[Start of Attachment]

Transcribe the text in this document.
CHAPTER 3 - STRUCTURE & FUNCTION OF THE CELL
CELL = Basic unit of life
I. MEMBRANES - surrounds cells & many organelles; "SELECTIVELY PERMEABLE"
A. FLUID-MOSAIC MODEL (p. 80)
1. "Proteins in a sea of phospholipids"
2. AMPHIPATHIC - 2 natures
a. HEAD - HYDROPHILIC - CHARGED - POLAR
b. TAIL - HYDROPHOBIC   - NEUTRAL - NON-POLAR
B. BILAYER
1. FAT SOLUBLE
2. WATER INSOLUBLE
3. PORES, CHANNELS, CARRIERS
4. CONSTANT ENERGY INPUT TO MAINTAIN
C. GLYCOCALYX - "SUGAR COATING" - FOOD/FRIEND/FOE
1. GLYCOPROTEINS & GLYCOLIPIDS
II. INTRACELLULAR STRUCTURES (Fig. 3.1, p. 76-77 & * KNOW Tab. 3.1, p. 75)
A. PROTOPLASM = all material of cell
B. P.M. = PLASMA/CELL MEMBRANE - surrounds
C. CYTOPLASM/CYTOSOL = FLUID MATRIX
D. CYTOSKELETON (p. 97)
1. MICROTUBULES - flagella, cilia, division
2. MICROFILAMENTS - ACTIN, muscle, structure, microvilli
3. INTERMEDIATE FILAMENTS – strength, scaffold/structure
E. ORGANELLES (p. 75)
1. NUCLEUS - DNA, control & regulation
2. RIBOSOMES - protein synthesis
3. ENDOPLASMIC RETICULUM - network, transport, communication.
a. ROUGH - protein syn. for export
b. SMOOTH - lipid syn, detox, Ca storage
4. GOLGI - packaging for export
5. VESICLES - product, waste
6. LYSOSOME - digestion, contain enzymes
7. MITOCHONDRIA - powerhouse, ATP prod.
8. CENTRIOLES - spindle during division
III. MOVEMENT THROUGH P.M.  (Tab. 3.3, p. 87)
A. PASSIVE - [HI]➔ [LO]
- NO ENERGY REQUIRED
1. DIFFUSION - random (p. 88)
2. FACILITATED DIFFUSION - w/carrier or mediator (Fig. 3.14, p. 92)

[End of Attachment]

■ WORK TASK ■
Report every line of the entries that carries the word "DIFFUSION".

■ RESPONSE TO THE TASK ■
1. DIFFUSION - random (p. 88)
2. FACILITATED DIFFUSION - w/carrier or mediator (Fig. 3.14, p. 92)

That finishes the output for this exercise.